— Start of DATA TO PROCESS —

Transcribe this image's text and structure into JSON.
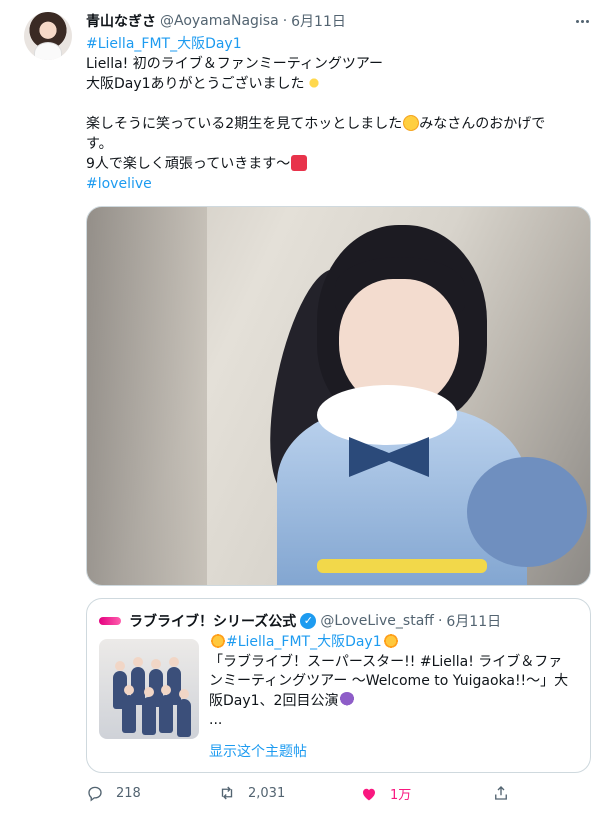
{
  "tweet": {
    "display_name": "青山なぎさ",
    "handle": "@AoyamaNagisa",
    "separator": "·",
    "date": "6月11日",
    "more_icon": "more-horizontal-icon",
    "lines": {
      "hashtag1": "#Liella_FMT_大阪Day1",
      "line2": "Liella! 初のライブ＆ファンミーティングツアー",
      "line3": "大阪Day1ありがとうございました",
      "line5": "楽しそうに笑っている2期生を見てホッとしました",
      "line5b": "みなさんのおかげで",
      "line6": "す。",
      "line7": "9人で楽しく頑張っていきます〜",
      "hashtag2": "#lovelive"
    },
    "photo_alt": "photo"
  },
  "quote": {
    "display_name": "ラブライブ！シリーズ公式",
    "verified": "✓",
    "handle": "@LoveLive_staff",
    "separator": "·",
    "date": "6月11日",
    "hashtag": "#Liella_FMT_大阪Day1",
    "line2": "「ラブライブ！スーパースター!! #Liella! ライブ＆ファ",
    "line3": "ンミーティングツアー ～Welcome to Yuigaoka!!～」大",
    "line4": "阪Day1、2回目公演",
    "ellipsis": "...",
    "show_thread": "显示这个主题帖"
  },
  "actions": {
    "reply_count": "218",
    "retweet_count": "2,031",
    "like_count": "1万",
    "reply_icon": "reply-icon",
    "retweet_icon": "retweet-icon",
    "like_icon": "heart-icon",
    "share_icon": "share-icon"
  },
  "colors": {
    "link": "#1d9bf0",
    "secondary_text": "#536471",
    "like": "#f91880",
    "border": "#cfd9de"
  }
}
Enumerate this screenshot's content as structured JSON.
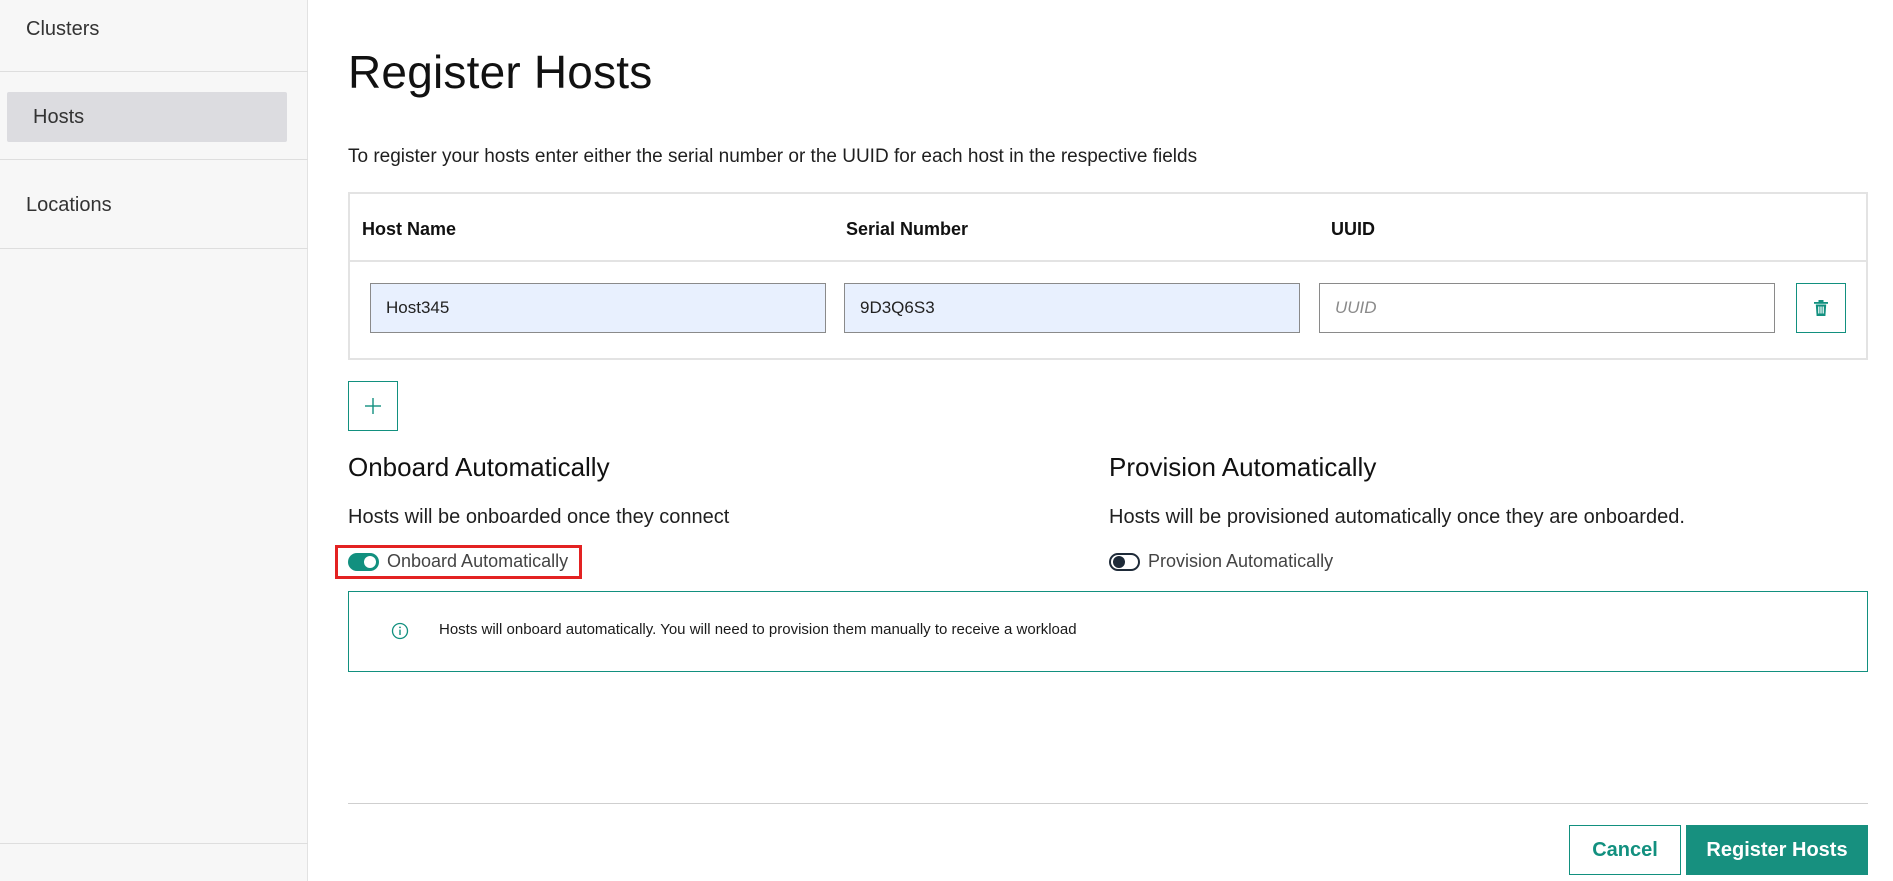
{
  "sidebar": {
    "items": [
      {
        "label": "Clusters",
        "active": false
      },
      {
        "label": "Hosts",
        "active": true
      },
      {
        "label": "Locations",
        "active": false
      }
    ]
  },
  "page": {
    "title": "Register Hosts",
    "intro": "To register your hosts enter either the serial number or the UUID for each host in the respective fields"
  },
  "table": {
    "columns": [
      "Host Name",
      "Serial Number",
      "UUID"
    ],
    "rows": [
      {
        "host_name": "Host345",
        "serial_number": "9D3Q6S3",
        "uuid": "",
        "uuid_placeholder": "UUID"
      }
    ]
  },
  "onboard": {
    "title": "Onboard Automatically",
    "description": "Hosts will be onboarded once they connect",
    "toggle_label": "Onboard Automatically",
    "enabled": true
  },
  "provision": {
    "title": "Provision Automatically",
    "description": "Hosts will be provisioned automatically once they are onboarded.",
    "toggle_label": "Provision Automatically",
    "enabled": false
  },
  "info_banner": {
    "message": "Hosts will onboard automatically. You will need to provision them manually to receive a workload"
  },
  "footer": {
    "cancel_label": "Cancel",
    "submit_label": "Register Hosts"
  },
  "colors": {
    "accent": "#12907f",
    "highlight": "#e32222",
    "filled_input": "#e8f0fe",
    "sidebar_active": "#dcdce0"
  },
  "icons": {
    "delete_row": "trash-icon",
    "add_row": "plus-icon",
    "info": "info-icon"
  }
}
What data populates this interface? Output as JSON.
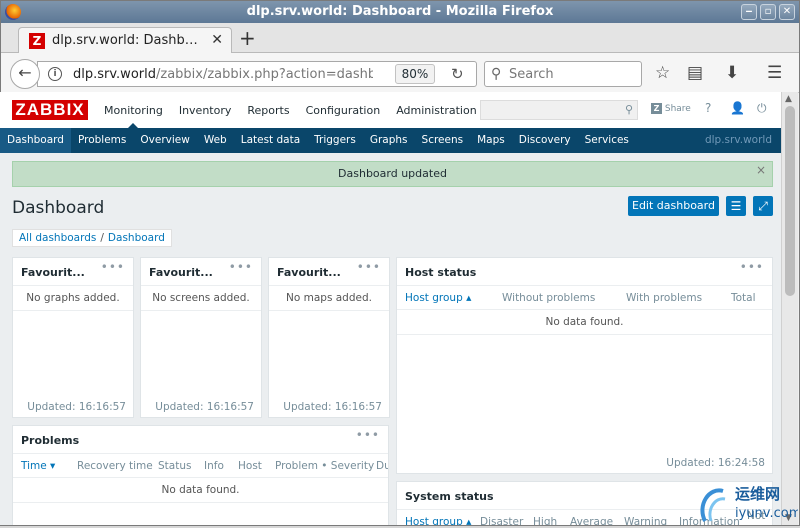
{
  "window": {
    "title": "dlp.srv.world: Dashboard - Mozilla Firefox"
  },
  "tab": {
    "title": "dlp.srv.world: Dashb…",
    "favicon": "Z"
  },
  "nav": {
    "url_host": "dlp.srv.world",
    "url_path": "/zabbix/zabbix.php?action=dashb",
    "zoom": "80%",
    "search_placeholder": "Search"
  },
  "zabbix": {
    "logo": "ZABBIX",
    "menu": [
      "Monitoring",
      "Inventory",
      "Reports",
      "Configuration",
      "Administration"
    ],
    "share": "Share",
    "submenu": [
      "Dashboard",
      "Problems",
      "Overview",
      "Web",
      "Latest data",
      "Triggers",
      "Graphs",
      "Screens",
      "Maps",
      "Discovery",
      "Services"
    ],
    "server": "dlp.srv.world"
  },
  "message": "Dashboard updated",
  "page_title": "Dashboard",
  "edit_button": "Edit dashboard",
  "breadcrumb": [
    "All dashboards",
    "Dashboard"
  ],
  "widgets": {
    "fav_graphs": {
      "title": "Favourit...",
      "empty": "No graphs added.",
      "updated": "Updated: 16:16:57"
    },
    "fav_screens": {
      "title": "Favourit...",
      "empty": "No screens added.",
      "updated": "Updated: 16:16:57"
    },
    "fav_maps": {
      "title": "Favourit...",
      "empty": "No maps added.",
      "updated": "Updated: 16:16:57"
    },
    "host_status": {
      "title": "Host status",
      "cols": [
        "Host group ▴",
        "Without problems",
        "With problems",
        "Total"
      ],
      "empty": "No data found.",
      "updated": "Updated: 16:24:58"
    },
    "problems": {
      "title": "Problems",
      "cols": [
        "Time ▾",
        "Recovery time",
        "Status",
        "Info",
        "Host",
        "Problem • Severity",
        "Du"
      ],
      "empty": "No data found."
    },
    "system_status": {
      "title": "System status",
      "cols": [
        "Host group ▴",
        "Disaster",
        "High",
        "Average",
        "Warning",
        "Information",
        "Not c"
      ]
    }
  },
  "watermark": {
    "cn": "运维网",
    "en": "iyunv.com"
  },
  "colors": {
    "brand": "#d40000",
    "nav": "#0a466a",
    "accent": "#0275b8",
    "success_bg": "#c2ddc7"
  }
}
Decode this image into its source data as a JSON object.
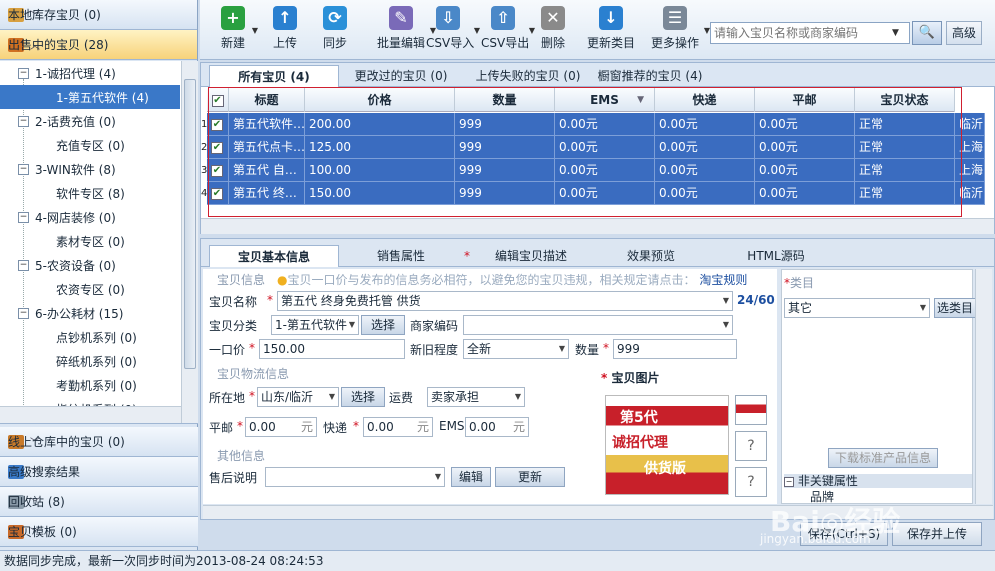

— End of DATA TO PROCESS —

Within the records above, how many lines include the word "message"? State the number by itself.

> [OUTPUT OF THE EXERCISE]: 2